- **Excerpted records**
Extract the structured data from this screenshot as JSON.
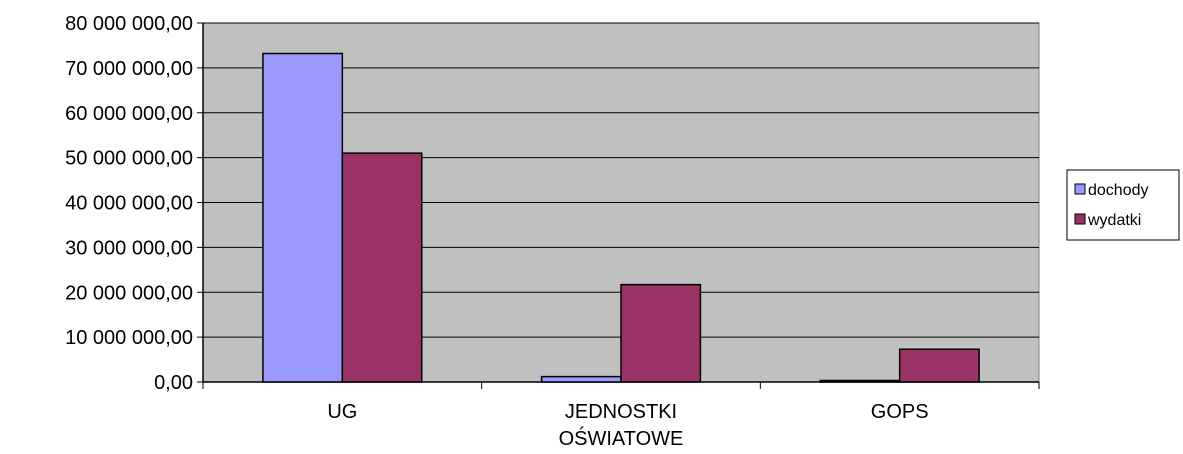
{
  "chart_data": {
    "type": "bar",
    "categories": [
      [
        "UG"
      ],
      [
        "JEDNOSTKI",
        "OŚWIATOWE"
      ],
      [
        "GOPS"
      ]
    ],
    "series": [
      {
        "name": "dochody",
        "color": "#9999ff",
        "values": [
          73200000,
          1200000,
          200000
        ]
      },
      {
        "name": "wydatki",
        "color": "#993366",
        "values": [
          51000000,
          21700000,
          7300000
        ]
      }
    ],
    "y_ticks": [
      {
        "value": 0,
        "label": "0,00"
      },
      {
        "value": 10000000,
        "label": "10 000 000,00"
      },
      {
        "value": 20000000,
        "label": "20 000 000,00"
      },
      {
        "value": 30000000,
        "label": "30 000 000,00"
      },
      {
        "value": 40000000,
        "label": "40 000 000,00"
      },
      {
        "value": 50000000,
        "label": "50 000 000,00"
      },
      {
        "value": 60000000,
        "label": "60 000 000,00"
      },
      {
        "value": 70000000,
        "label": "70 000 000,00"
      },
      {
        "value": 80000000,
        "label": "80 000 000,00"
      }
    ],
    "ylim": [
      0,
      80000000
    ],
    "grid": true,
    "plot_background": "#c0c0c0",
    "legend_position": "right",
    "title": "",
    "xlabel": "",
    "ylabel": ""
  }
}
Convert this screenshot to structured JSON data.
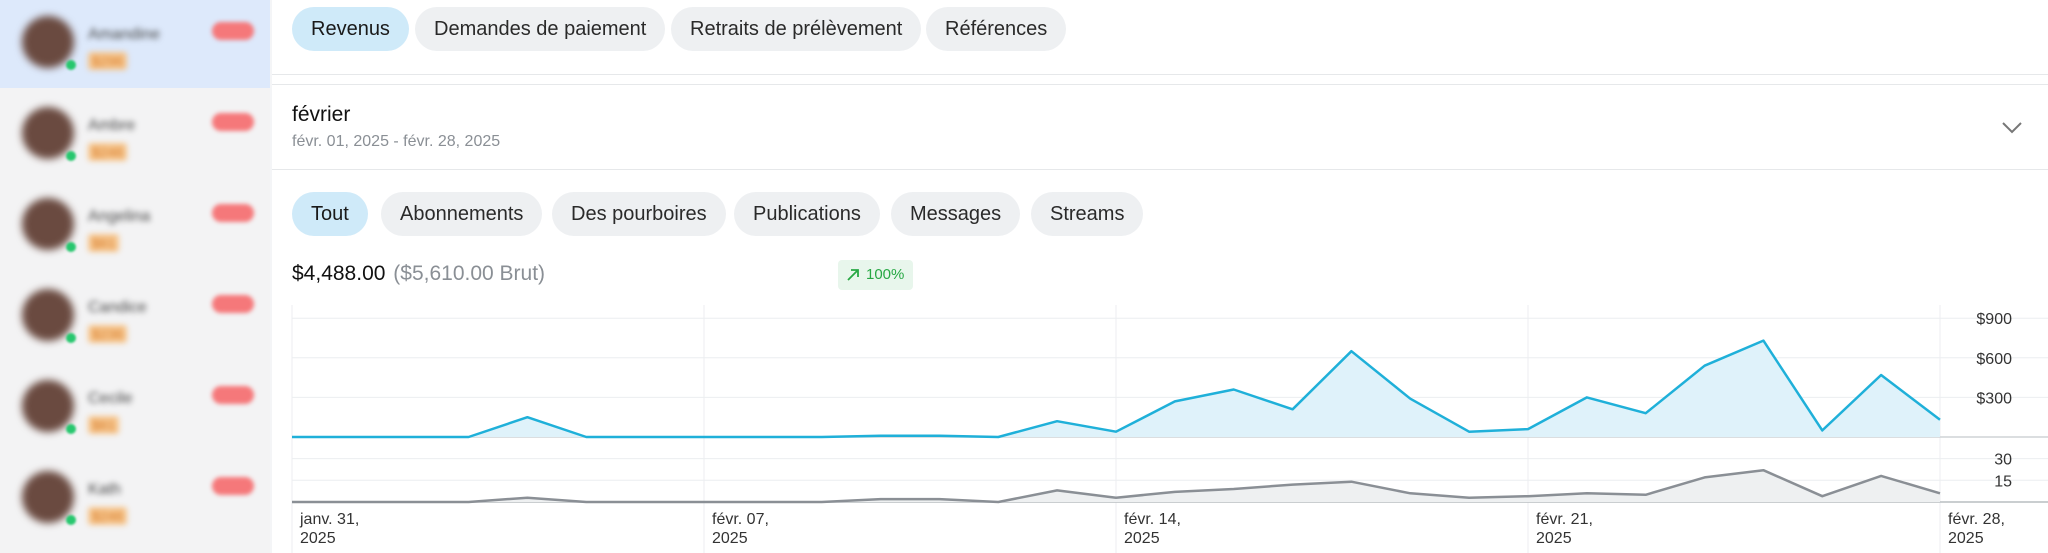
{
  "sidebar": {
    "chats": [
      {
        "name": "Amandine",
        "price": "$296",
        "active": true
      },
      {
        "name": "Ambre",
        "price": "$246",
        "active": false
      },
      {
        "name": "Angelina",
        "price": "$61",
        "active": false
      },
      {
        "name": "Candice",
        "price": "$236",
        "active": false
      },
      {
        "name": "Cecile",
        "price": "$61",
        "active": false
      },
      {
        "name": "Kath",
        "price": "$246",
        "active": false
      }
    ]
  },
  "tabs": [
    {
      "label": "Revenus",
      "active": true
    },
    {
      "label": "Demandes de paiement",
      "active": false
    },
    {
      "label": "Retraits de prélèvement",
      "active": false
    },
    {
      "label": "Références",
      "active": false
    }
  ],
  "period": {
    "title": "février",
    "range": "févr. 01, 2025 - févr. 28, 2025"
  },
  "filters": [
    {
      "label": "Tout",
      "active": true
    },
    {
      "label": "Abonnements",
      "active": false
    },
    {
      "label": "Des pourboires",
      "active": false
    },
    {
      "label": "Publications",
      "active": false
    },
    {
      "label": "Messages",
      "active": false
    },
    {
      "label": "Streams",
      "active": false
    }
  ],
  "summary": {
    "net": "$4,488.00",
    "gross": "($5,610.00 Brut)",
    "trend": "100%"
  },
  "colors": {
    "accent": "#1fb0d9",
    "secondary": "#8a8f95",
    "trend": "#27a844"
  },
  "chart_data": {
    "type": "area",
    "x": [
      "2025-01-31",
      "2025-02-01",
      "2025-02-02",
      "2025-02-03",
      "2025-02-04",
      "2025-02-05",
      "2025-02-06",
      "2025-02-07",
      "2025-02-08",
      "2025-02-09",
      "2025-02-10",
      "2025-02-11",
      "2025-02-12",
      "2025-02-13",
      "2025-02-14",
      "2025-02-15",
      "2025-02-16",
      "2025-02-17",
      "2025-02-18",
      "2025-02-19",
      "2025-02-20",
      "2025-02-21",
      "2025-02-22",
      "2025-02-23",
      "2025-02-24",
      "2025-02-25",
      "2025-02-26",
      "2025-02-27",
      "2025-02-28"
    ],
    "x_tick_labels": [
      {
        "line1": "janv. 31,",
        "line2": "2025"
      },
      {
        "line1": "févr. 07,",
        "line2": "2025"
      },
      {
        "line1": "févr. 14,",
        "line2": "2025"
      },
      {
        "line1": "févr. 21,",
        "line2": "2025"
      },
      {
        "line1": "févr. 28,",
        "line2": "2025"
      }
    ],
    "x_tick_index": [
      0,
      7,
      14,
      21,
      28
    ],
    "panels": [
      {
        "series": [
          {
            "values": [
              0,
              0,
              0,
              0,
              150,
              0,
              0,
              0,
              0,
              0,
              10,
              10,
              0,
              120,
              40,
              270,
              360,
              210,
              650,
              290,
              40,
              60,
              300,
              180,
              540,
              730,
              50,
              470,
              130
            ]
          }
        ],
        "ylim": [
          0,
          1000
        ],
        "y_ticks": [
          300,
          600,
          900
        ],
        "y_tick_labels": [
          "$300",
          "$600",
          "$900"
        ]
      },
      {
        "series": [
          {
            "values": [
              0,
              0,
              0,
              0,
              3,
              0,
              0,
              0,
              0,
              0,
              2,
              2,
              0,
              8,
              3,
              7,
              9,
              12,
              14,
              6,
              3,
              4,
              6,
              5,
              17,
              22,
              4,
              18,
              6
            ]
          }
        ],
        "ylim": [
          0,
          38
        ],
        "y_ticks": [
          15,
          30
        ],
        "y_tick_labels": [
          "15",
          "30"
        ]
      }
    ]
  }
}
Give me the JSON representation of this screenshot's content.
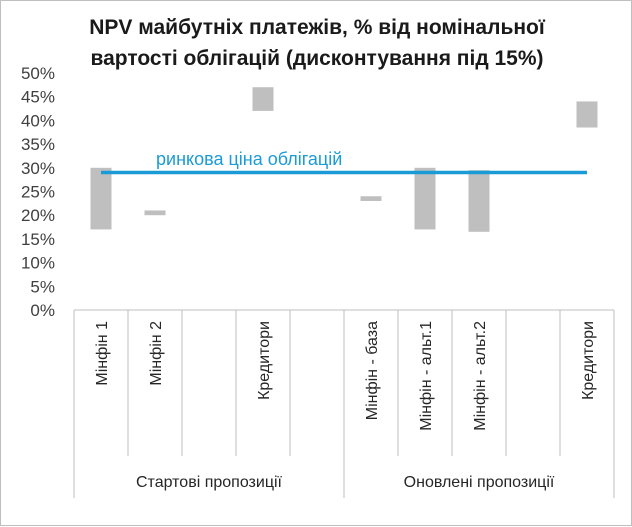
{
  "chart_data": {
    "type": "floating-bar",
    "title_lines": [
      "NPV майбутніх платежів, % від номінальної",
      "вартості облігацій (дисконтування під 15%)"
    ],
    "ylim": [
      0,
      50
    ],
    "yticks": [
      0,
      5,
      10,
      15,
      20,
      25,
      30,
      35,
      40,
      45,
      50
    ],
    "ytick_labels": [
      "0%",
      "5%",
      "10%",
      "15%",
      "20%",
      "25%",
      "30%",
      "35%",
      "40%",
      "45%",
      "50%"
    ],
    "categories": [
      "Мінфін 1",
      "Мінфін 2",
      "",
      "Кредитори",
      "",
      "Мінфін - база",
      "Мінфін - альт.1",
      "Мінфін - альт.2",
      "",
      "Кредитори"
    ],
    "bars": [
      {
        "low": 17,
        "high": 30
      },
      {
        "low": 20,
        "high": 21
      },
      null,
      {
        "low": 42,
        "high": 47
      },
      null,
      {
        "low": 23,
        "high": 24
      },
      {
        "low": 17,
        "high": 30
      },
      {
        "low": 16.5,
        "high": 29.5
      },
      null,
      {
        "low": 38.5,
        "high": 44
      }
    ],
    "groups": [
      {
        "label": "Стартові пропозиції",
        "start": 0,
        "count": 5
      },
      {
        "label": "Оновлені пропозиції",
        "start": 5,
        "count": 5
      }
    ],
    "reference_line": {
      "value": 29,
      "label": "ринкова ціна облігацій",
      "color": "#1a9bd7"
    },
    "bar_color": "#bfbfbf"
  }
}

- **Short task**
The material above holds pictures; copy everything else in it exactly.

- **Response to this exercise**
Extract the structured data from this screenshot as JSON.
{
  "chart_data": {
    "type": "bar",
    "categories": [
      [
        "UG"
      ],
      [
        "JEDNOSTKI",
        "OŚWIATOWE"
      ],
      [
        "GOPS"
      ]
    ],
    "series": [
      {
        "name": "dochody",
        "color": "#9999ff",
        "values": [
          73200000,
          1200000,
          200000
        ]
      },
      {
        "name": "wydatki",
        "color": "#993366",
        "values": [
          51000000,
          21700000,
          7300000
        ]
      }
    ],
    "y_ticks": [
      {
        "value": 0,
        "label": "0,00"
      },
      {
        "value": 10000000,
        "label": "10 000 000,00"
      },
      {
        "value": 20000000,
        "label": "20 000 000,00"
      },
      {
        "value": 30000000,
        "label": "30 000 000,00"
      },
      {
        "value": 40000000,
        "label": "40 000 000,00"
      },
      {
        "value": 50000000,
        "label": "50 000 000,00"
      },
      {
        "value": 60000000,
        "label": "60 000 000,00"
      },
      {
        "value": 70000000,
        "label": "70 000 000,00"
      },
      {
        "value": 80000000,
        "label": "80 000 000,00"
      }
    ],
    "ylim": [
      0,
      80000000
    ],
    "grid": true,
    "plot_background": "#c0c0c0",
    "legend_position": "right",
    "title": "",
    "xlabel": "",
    "ylabel": ""
  }
}
Convert this screenshot to structured JSON data.
{
  "sidebar": {
    "chats": [
      {
        "name": "Amandine",
        "price": "$296",
        "active": true
      },
      {
        "name": "Ambre",
        "price": "$246",
        "active": false
      },
      {
        "name": "Angelina",
        "price": "$61",
        "active": false
      },
      {
        "name": "Candice",
        "price": "$236",
        "active": false
      },
      {
        "name": "Cecile",
        "price": "$61",
        "active": false
      },
      {
        "name": "Kath",
        "price": "$246",
        "active": false
      }
    ]
  },
  "tabs": [
    {
      "label": "Revenus",
      "active": true
    },
    {
      "label": "Demandes de paiement",
      "active": false
    },
    {
      "label": "Retraits de prélèvement",
      "active": false
    },
    {
      "label": "Références",
      "active": false
    }
  ],
  "period": {
    "title": "février",
    "range": "févr. 01, 2025 - févr. 28, 2025"
  },
  "filters": [
    {
      "label": "Tout",
      "active": true
    },
    {
      "label": "Abonnements",
      "active": false
    },
    {
      "label": "Des pourboires",
      "active": false
    },
    {
      "label": "Publications",
      "active": false
    },
    {
      "label": "Messages",
      "active": false
    },
    {
      "label": "Streams",
      "active": false
    }
  ],
  "summary": {
    "net": "$4,488.00",
    "gross": "($5,610.00 Brut)",
    "trend": "100%"
  },
  "colors": {
    "accent": "#1fb0d9",
    "secondary": "#8a8f95",
    "trend": "#27a844"
  },
  "chart_data": {
    "type": "area",
    "x": [
      "2025-01-31",
      "2025-02-01",
      "2025-02-02",
      "2025-02-03",
      "2025-02-04",
      "2025-02-05",
      "2025-02-06",
      "2025-02-07",
      "2025-02-08",
      "2025-02-09",
      "2025-02-10",
      "2025-02-11",
      "2025-02-12",
      "2025-02-13",
      "2025-02-14",
      "2025-02-15",
      "2025-02-16",
      "2025-02-17",
      "2025-02-18",
      "2025-02-19",
      "2025-02-20",
      "2025-02-21",
      "2025-02-22",
      "2025-02-23",
      "2025-02-24",
      "2025-02-25",
      "2025-02-26",
      "2025-02-27",
      "2025-02-28"
    ],
    "x_tick_labels": [
      {
        "line1": "janv. 31,",
        "line2": "2025"
      },
      {
        "line1": "févr. 07,",
        "line2": "2025"
      },
      {
        "line1": "févr. 14,",
        "line2": "2025"
      },
      {
        "line1": "févr. 21,",
        "line2": "2025"
      },
      {
        "line1": "févr. 28,",
        "line2": "2025"
      }
    ],
    "x_tick_index": [
      0,
      7,
      14,
      21,
      28
    ],
    "panels": [
      {
        "series": [
          {
            "values": [
              0,
              0,
              0,
              0,
              150,
              0,
              0,
              0,
              0,
              0,
              10,
              10,
              0,
              120,
              40,
              270,
              360,
              210,
              650,
              290,
              40,
              60,
              300,
              180,
              540,
              730,
              50,
              470,
              130
            ]
          }
        ],
        "ylim": [
          0,
          1000
        ],
        "y_ticks": [
          300,
          600,
          900
        ],
        "y_tick_labels": [
          "$300",
          "$600",
          "$900"
        ]
      },
      {
        "series": [
          {
            "values": [
              0,
              0,
              0,
              0,
              3,
              0,
              0,
              0,
              0,
              0,
              2,
              2,
              0,
              8,
              3,
              7,
              9,
              12,
              14,
              6,
              3,
              4,
              6,
              5,
              17,
              22,
              4,
              18,
              6
            ]
          }
        ],
        "ylim": [
          0,
          38
        ],
        "y_ticks": [
          15,
          30
        ],
        "y_tick_labels": [
          "15",
          "30"
        ]
      }
    ]
  }
}
Give me the JSON representation of this screenshot's content.
{
  "chart_data": {
    "type": "floating-bar",
    "title_lines": [
      "NPV майбутніх платежів, % від номінальної",
      "вартості облігацій (дисконтування під 15%)"
    ],
    "ylim": [
      0,
      50
    ],
    "yticks": [
      0,
      5,
      10,
      15,
      20,
      25,
      30,
      35,
      40,
      45,
      50
    ],
    "ytick_labels": [
      "0%",
      "5%",
      "10%",
      "15%",
      "20%",
      "25%",
      "30%",
      "35%",
      "40%",
      "45%",
      "50%"
    ],
    "categories": [
      "Мінфін 1",
      "Мінфін 2",
      "",
      "Кредитори",
      "",
      "Мінфін - база",
      "Мінфін - альт.1",
      "Мінфін - альт.2",
      "",
      "Кредитори"
    ],
    "bars": [
      {
        "low": 17,
        "high": 30
      },
      {
        "low": 20,
        "high": 21
      },
      null,
      {
        "low": 42,
        "high": 47
      },
      null,
      {
        "low": 23,
        "high": 24
      },
      {
        "low": 17,
        "high": 30
      },
      {
        "low": 16.5,
        "high": 29.5
      },
      null,
      {
        "low": 38.5,
        "high": 44
      }
    ],
    "groups": [
      {
        "label": "Стартові пропозиції",
        "start": 0,
        "count": 5
      },
      {
        "label": "Оновлені пропозиції",
        "start": 5,
        "count": 5
      }
    ],
    "reference_line": {
      "value": 29,
      "label": "ринкова ціна облігацій",
      "color": "#1a9bd7"
    },
    "bar_color": "#bfbfbf"
  }
}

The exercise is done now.